*MATERIAL PROVIDED:*

--------------------------------------------------

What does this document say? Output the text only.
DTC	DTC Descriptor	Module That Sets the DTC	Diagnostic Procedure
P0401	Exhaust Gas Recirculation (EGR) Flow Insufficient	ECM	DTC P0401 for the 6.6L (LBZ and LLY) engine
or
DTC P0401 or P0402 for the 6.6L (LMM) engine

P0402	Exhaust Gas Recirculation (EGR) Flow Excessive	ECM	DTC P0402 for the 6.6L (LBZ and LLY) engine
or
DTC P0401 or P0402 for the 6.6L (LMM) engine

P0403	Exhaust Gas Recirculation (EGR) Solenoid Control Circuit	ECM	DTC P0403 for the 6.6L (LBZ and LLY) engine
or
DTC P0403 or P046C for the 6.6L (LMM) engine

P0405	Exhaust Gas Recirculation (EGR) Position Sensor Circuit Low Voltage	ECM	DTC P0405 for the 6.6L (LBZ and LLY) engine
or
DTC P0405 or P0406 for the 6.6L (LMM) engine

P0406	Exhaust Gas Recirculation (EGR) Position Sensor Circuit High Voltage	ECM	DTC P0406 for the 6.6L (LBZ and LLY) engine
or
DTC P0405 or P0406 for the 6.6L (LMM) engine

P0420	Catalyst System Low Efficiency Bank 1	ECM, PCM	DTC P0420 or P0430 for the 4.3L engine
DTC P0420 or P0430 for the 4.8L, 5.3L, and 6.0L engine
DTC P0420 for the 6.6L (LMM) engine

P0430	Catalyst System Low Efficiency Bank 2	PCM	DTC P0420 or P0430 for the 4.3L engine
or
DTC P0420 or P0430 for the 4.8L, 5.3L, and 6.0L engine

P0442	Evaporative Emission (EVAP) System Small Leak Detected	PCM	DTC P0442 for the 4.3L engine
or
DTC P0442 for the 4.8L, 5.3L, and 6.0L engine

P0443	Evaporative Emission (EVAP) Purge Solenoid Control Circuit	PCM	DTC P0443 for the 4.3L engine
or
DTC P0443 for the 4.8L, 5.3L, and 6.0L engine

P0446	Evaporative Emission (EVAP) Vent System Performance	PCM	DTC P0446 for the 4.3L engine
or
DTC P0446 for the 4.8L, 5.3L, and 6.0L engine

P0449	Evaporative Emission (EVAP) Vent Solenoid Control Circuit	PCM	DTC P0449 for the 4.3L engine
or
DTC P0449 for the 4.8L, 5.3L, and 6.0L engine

--------------------------------------------------

*WRITTEN TASK:* Gather up the lines containing the word "Voltage" from these records and copy them.

*OUTPUT:*
P0405	Exhaust Gas Recirculation (EGR) Position Sensor Circuit Low Voltage	ECM	DTC P0405 for the 6.6L (LBZ and LLY) engine
P0406	Exhaust Gas Recirculation (EGR) Position Sensor Circuit High Voltage	ECM	DTC P0406 for the 6.6L (LBZ and LLY) engine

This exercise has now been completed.